Exercise goal: Check every line below, and copy those that include "moeten".

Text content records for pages
——————

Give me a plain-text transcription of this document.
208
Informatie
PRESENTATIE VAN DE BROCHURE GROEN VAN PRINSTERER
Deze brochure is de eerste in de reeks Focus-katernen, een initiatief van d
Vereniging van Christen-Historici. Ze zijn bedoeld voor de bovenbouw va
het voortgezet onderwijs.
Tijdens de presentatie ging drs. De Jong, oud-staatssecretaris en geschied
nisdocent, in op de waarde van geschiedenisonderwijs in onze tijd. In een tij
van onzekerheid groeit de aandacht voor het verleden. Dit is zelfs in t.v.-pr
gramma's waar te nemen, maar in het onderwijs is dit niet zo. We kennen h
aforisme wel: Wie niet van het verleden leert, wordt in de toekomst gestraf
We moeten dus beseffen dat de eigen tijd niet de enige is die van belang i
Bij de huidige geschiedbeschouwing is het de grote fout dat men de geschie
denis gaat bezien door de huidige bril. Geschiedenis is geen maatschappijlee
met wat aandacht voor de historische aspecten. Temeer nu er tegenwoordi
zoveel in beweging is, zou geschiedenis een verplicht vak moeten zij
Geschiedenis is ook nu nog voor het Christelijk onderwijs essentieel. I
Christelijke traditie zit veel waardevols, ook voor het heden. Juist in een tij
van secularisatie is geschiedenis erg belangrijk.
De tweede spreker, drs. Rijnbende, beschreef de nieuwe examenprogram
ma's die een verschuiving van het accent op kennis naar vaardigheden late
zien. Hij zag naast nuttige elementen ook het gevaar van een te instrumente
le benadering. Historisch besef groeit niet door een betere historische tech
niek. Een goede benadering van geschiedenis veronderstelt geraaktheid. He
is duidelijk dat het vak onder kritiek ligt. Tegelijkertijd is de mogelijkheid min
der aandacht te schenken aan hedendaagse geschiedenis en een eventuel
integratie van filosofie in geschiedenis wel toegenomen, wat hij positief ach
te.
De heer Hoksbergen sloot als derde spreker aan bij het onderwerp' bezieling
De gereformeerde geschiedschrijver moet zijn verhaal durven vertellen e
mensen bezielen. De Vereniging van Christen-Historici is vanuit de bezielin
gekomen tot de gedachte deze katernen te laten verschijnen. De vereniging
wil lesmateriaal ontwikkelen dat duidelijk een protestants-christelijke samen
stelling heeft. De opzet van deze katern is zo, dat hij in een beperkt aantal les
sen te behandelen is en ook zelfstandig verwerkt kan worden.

——————

Solution to the problem:
We moeten dus beseffen dat de eigen tijd niet de enige is die van belang i
zoveel in beweging is, zou geschiedenis een verplicht vak moeten zij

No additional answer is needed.